• INSTRUCTIONS TO FOLLOW
Locate the string "accent" in the listing below. Copy every line where it is found.

• DATA FOR THE TASK
######

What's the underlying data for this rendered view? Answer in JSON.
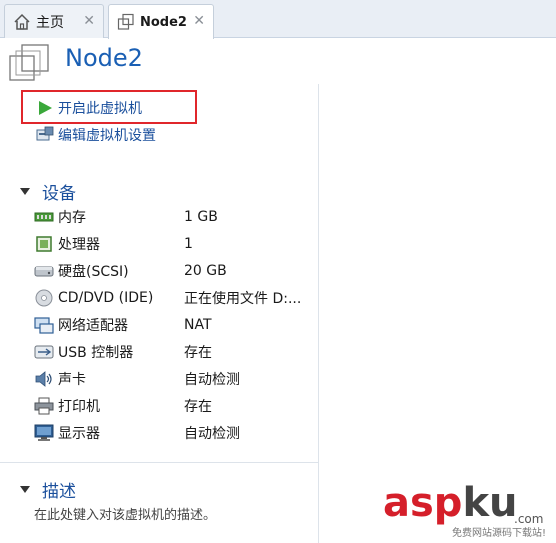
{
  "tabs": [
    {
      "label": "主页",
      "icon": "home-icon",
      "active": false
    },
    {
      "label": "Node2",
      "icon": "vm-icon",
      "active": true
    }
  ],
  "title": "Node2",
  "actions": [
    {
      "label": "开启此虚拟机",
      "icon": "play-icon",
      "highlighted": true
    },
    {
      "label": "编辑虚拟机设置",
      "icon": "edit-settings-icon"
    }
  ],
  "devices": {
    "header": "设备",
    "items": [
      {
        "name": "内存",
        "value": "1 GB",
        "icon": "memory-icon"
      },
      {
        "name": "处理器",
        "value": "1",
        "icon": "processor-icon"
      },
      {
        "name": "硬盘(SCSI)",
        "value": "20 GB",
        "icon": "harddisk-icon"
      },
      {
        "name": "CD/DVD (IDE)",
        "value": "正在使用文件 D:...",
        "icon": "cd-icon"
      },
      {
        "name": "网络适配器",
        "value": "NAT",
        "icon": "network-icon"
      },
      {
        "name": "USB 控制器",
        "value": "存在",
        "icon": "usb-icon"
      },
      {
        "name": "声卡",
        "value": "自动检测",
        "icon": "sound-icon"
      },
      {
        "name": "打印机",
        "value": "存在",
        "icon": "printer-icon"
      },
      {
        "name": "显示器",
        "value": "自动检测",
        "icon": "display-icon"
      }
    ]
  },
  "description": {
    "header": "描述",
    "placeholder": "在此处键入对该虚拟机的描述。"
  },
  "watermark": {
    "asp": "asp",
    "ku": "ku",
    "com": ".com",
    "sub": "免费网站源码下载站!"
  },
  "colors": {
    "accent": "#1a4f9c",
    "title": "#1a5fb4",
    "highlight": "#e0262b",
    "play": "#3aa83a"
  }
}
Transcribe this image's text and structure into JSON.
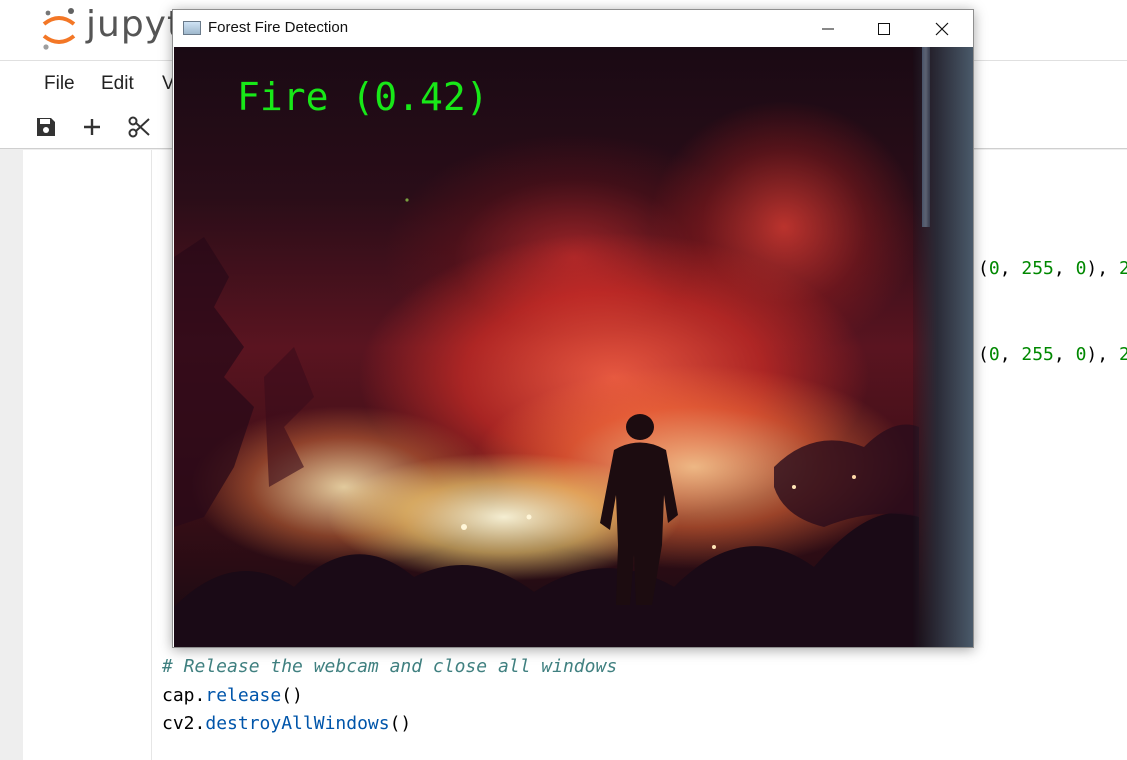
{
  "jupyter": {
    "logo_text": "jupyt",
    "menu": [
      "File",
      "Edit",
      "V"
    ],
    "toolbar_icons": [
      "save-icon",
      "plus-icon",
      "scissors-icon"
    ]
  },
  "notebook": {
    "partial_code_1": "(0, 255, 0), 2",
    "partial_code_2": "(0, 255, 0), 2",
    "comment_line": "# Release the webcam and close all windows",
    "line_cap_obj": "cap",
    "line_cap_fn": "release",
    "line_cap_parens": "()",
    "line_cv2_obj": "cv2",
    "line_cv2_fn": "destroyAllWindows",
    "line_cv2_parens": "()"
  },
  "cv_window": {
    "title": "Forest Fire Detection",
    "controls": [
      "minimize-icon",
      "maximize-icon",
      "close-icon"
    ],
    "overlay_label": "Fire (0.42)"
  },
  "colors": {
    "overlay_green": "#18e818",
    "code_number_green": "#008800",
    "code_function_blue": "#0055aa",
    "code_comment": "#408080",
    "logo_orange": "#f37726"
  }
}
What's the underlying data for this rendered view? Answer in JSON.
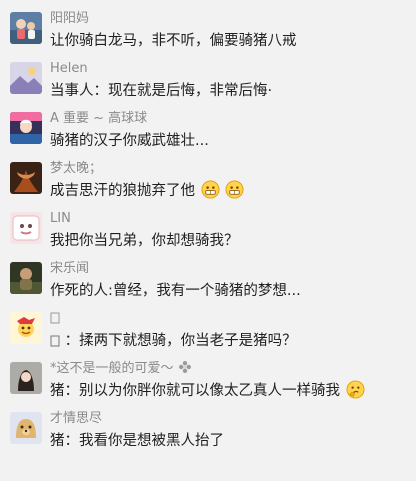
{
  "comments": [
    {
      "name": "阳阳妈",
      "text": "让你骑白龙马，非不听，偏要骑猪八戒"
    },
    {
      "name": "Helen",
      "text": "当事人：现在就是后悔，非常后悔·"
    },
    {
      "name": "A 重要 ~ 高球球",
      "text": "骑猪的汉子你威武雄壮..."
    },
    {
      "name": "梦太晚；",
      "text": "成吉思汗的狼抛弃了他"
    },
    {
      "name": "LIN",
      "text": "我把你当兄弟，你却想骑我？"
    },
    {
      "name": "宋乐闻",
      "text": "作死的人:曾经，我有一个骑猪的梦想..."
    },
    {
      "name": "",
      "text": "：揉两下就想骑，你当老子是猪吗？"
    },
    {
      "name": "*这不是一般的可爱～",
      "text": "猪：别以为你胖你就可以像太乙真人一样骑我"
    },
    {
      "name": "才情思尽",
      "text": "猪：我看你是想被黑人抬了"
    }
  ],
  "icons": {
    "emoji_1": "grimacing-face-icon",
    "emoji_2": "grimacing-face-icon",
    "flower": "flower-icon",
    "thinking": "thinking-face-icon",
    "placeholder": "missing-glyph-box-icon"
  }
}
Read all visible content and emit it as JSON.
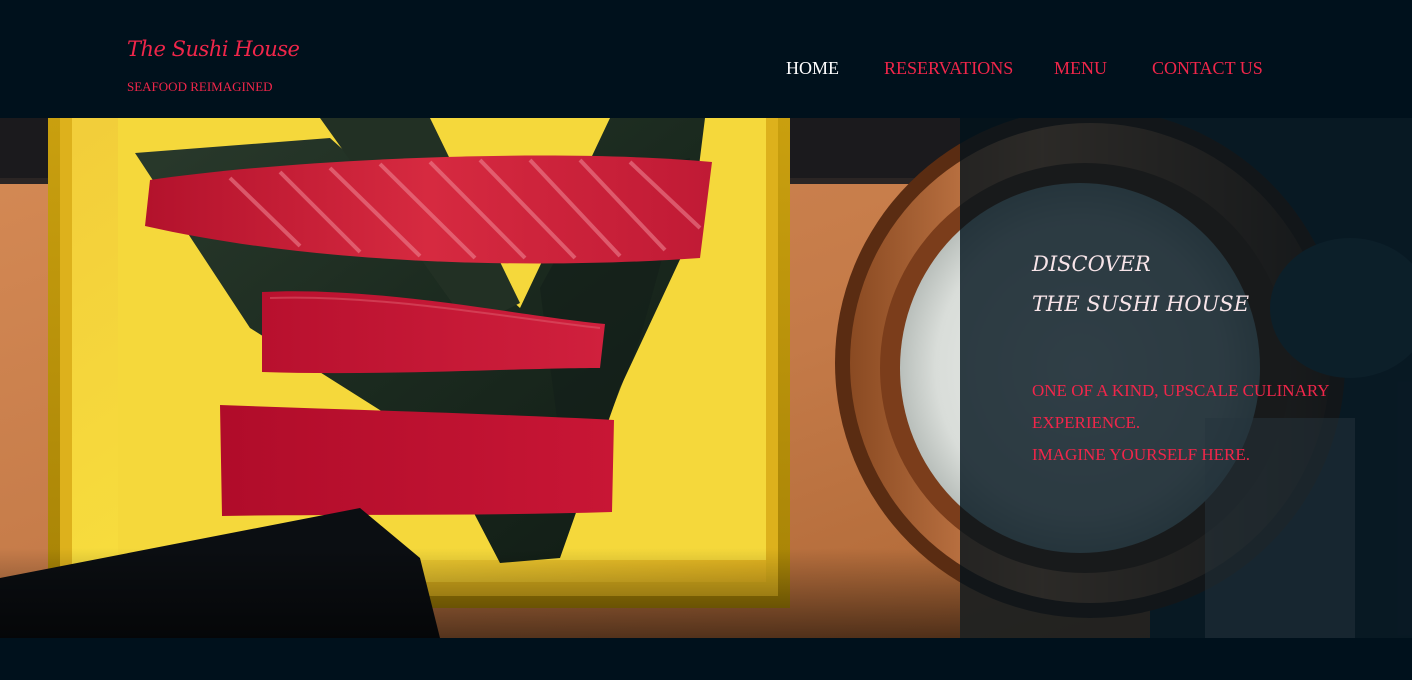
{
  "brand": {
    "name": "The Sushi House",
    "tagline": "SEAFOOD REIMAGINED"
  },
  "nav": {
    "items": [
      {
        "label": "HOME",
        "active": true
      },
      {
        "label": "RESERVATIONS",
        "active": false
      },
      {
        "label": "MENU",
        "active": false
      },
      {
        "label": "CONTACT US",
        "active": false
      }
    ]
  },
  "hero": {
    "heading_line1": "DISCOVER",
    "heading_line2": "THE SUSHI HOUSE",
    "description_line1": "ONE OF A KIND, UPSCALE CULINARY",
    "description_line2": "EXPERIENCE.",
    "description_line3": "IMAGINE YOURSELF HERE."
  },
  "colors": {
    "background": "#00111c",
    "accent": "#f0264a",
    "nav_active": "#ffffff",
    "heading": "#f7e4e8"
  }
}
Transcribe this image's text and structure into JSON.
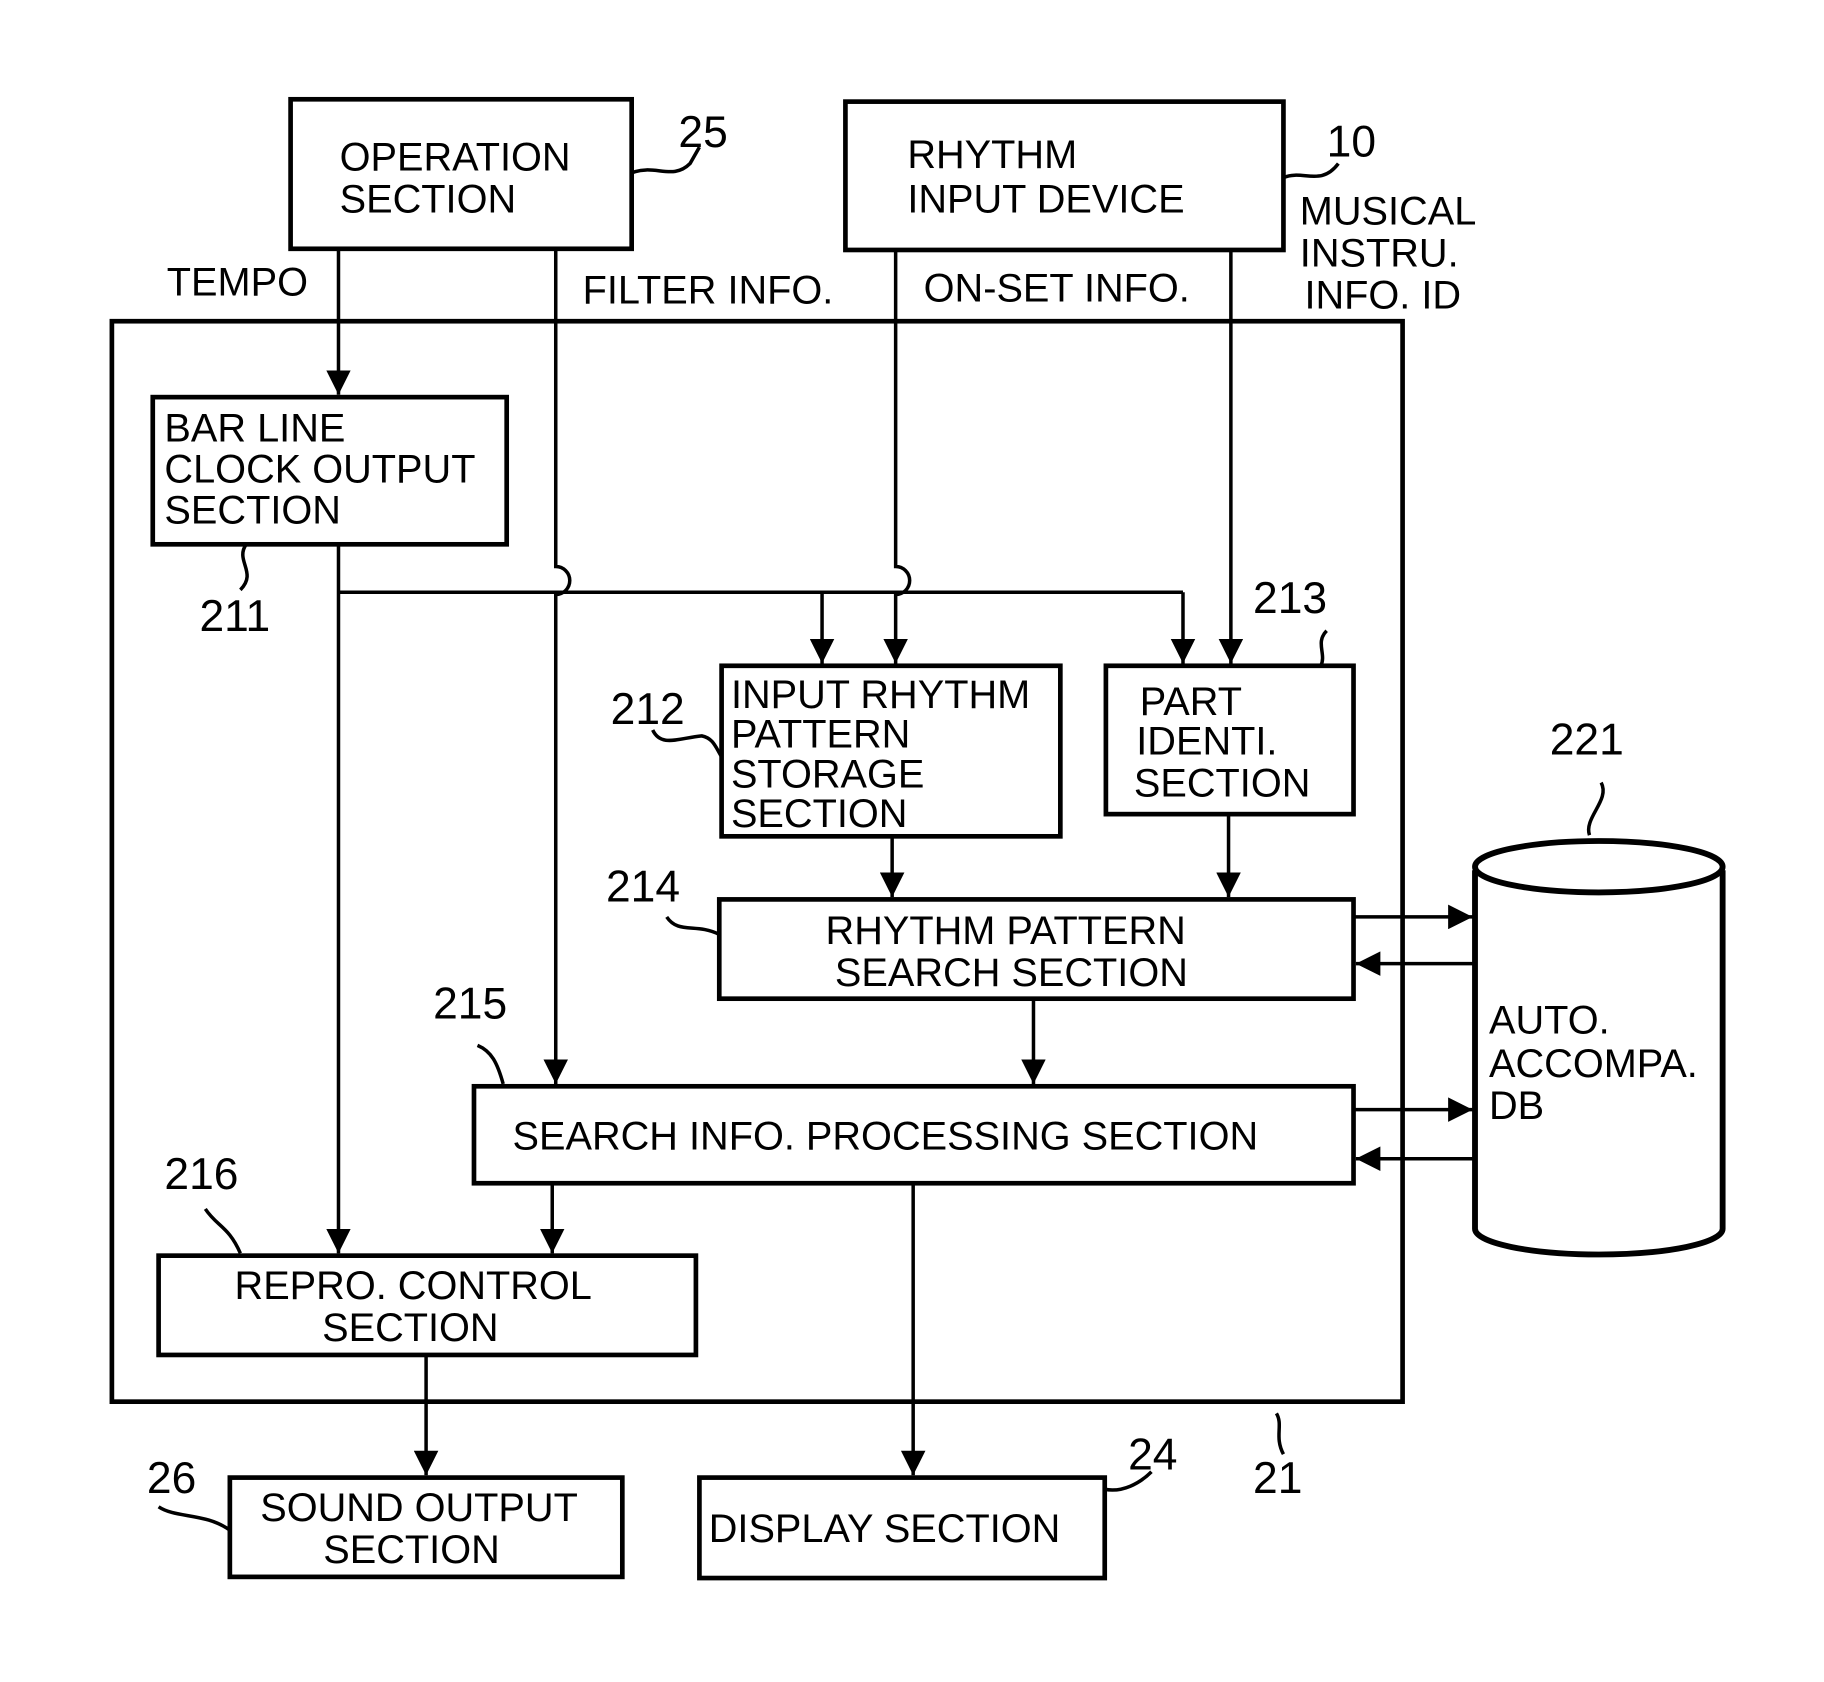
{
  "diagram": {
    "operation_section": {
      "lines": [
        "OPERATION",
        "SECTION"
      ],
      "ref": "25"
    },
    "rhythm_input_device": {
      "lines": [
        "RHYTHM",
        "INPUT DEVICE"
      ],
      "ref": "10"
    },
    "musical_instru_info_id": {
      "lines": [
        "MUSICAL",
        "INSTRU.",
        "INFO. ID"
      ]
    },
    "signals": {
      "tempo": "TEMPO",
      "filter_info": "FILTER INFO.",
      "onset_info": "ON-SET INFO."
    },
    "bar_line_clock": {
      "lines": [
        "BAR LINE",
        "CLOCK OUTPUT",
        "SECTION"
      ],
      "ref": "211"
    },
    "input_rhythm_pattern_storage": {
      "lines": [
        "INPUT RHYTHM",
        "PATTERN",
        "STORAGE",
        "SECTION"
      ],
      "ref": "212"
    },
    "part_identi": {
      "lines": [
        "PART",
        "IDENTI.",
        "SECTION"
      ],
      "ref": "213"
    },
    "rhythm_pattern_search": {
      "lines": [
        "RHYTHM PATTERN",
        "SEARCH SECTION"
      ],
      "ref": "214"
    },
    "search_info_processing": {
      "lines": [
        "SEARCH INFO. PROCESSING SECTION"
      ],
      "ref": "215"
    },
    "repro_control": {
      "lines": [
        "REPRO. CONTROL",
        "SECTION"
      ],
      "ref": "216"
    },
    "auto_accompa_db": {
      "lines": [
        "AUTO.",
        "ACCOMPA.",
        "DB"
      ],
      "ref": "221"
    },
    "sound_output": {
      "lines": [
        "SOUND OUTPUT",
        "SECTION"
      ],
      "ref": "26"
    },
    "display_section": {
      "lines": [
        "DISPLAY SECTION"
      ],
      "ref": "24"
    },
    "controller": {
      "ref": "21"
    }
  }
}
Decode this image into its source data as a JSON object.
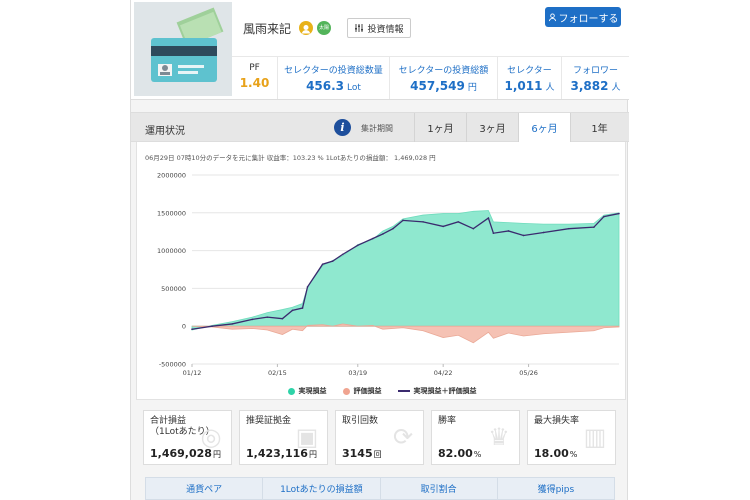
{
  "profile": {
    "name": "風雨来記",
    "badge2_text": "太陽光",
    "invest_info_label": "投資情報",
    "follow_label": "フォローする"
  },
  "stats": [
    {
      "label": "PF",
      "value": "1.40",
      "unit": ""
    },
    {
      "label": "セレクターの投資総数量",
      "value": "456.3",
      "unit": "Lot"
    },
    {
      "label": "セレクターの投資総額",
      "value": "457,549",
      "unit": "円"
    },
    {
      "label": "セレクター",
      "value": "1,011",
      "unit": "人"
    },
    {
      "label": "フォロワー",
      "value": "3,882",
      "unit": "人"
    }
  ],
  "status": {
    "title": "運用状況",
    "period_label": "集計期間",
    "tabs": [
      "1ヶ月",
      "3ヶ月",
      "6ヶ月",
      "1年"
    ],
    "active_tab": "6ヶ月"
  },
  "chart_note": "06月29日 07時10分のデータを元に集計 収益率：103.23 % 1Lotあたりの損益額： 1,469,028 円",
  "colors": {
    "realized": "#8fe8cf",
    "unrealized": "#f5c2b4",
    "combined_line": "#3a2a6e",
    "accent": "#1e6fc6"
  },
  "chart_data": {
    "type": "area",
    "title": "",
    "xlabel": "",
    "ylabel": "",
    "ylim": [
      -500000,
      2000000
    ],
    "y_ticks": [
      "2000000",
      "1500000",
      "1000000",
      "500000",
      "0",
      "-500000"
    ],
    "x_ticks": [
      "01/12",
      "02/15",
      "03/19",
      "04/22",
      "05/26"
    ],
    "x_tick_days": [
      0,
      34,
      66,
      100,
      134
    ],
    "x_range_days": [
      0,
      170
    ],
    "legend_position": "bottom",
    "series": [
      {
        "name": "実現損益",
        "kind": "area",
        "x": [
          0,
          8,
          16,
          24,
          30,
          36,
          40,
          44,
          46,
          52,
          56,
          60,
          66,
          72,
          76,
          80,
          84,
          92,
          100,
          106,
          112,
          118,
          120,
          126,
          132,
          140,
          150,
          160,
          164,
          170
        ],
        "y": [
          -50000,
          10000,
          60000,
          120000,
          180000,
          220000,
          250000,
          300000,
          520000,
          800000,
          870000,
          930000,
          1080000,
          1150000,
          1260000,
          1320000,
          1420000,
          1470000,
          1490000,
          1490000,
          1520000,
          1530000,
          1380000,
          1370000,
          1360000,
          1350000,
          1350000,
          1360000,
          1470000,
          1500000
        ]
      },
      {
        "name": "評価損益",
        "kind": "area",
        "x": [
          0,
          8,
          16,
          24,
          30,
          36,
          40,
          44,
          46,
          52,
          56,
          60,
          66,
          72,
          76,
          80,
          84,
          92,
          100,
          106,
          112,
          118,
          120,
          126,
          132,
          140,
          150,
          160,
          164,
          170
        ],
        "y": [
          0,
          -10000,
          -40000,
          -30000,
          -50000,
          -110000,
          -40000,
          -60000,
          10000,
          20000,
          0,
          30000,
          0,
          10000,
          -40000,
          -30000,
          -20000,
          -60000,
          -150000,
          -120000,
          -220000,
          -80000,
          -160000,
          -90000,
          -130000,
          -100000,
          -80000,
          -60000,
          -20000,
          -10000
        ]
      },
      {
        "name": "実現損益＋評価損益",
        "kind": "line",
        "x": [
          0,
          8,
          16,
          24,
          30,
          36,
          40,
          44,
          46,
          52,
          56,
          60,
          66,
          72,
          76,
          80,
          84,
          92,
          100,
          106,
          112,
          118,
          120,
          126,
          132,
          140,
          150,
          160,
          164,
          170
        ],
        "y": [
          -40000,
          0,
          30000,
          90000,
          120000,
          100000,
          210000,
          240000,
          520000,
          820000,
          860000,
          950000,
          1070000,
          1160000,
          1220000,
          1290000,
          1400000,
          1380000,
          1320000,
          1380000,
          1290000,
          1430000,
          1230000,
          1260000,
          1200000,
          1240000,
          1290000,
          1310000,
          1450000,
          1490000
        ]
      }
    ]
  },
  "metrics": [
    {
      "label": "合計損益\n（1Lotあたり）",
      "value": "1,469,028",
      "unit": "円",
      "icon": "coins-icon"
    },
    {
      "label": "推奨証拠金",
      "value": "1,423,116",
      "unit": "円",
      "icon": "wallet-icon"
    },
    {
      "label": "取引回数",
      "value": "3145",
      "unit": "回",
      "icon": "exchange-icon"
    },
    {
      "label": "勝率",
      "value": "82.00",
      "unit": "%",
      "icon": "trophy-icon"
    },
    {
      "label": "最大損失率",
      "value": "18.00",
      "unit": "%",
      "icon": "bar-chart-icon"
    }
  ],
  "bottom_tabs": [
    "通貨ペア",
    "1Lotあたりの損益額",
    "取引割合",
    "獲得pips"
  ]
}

######

• TASK RESPONSE
    "accent": "#1a4f9c",
    "accent": "#f0264a",
    "accent": "#1e6fc6"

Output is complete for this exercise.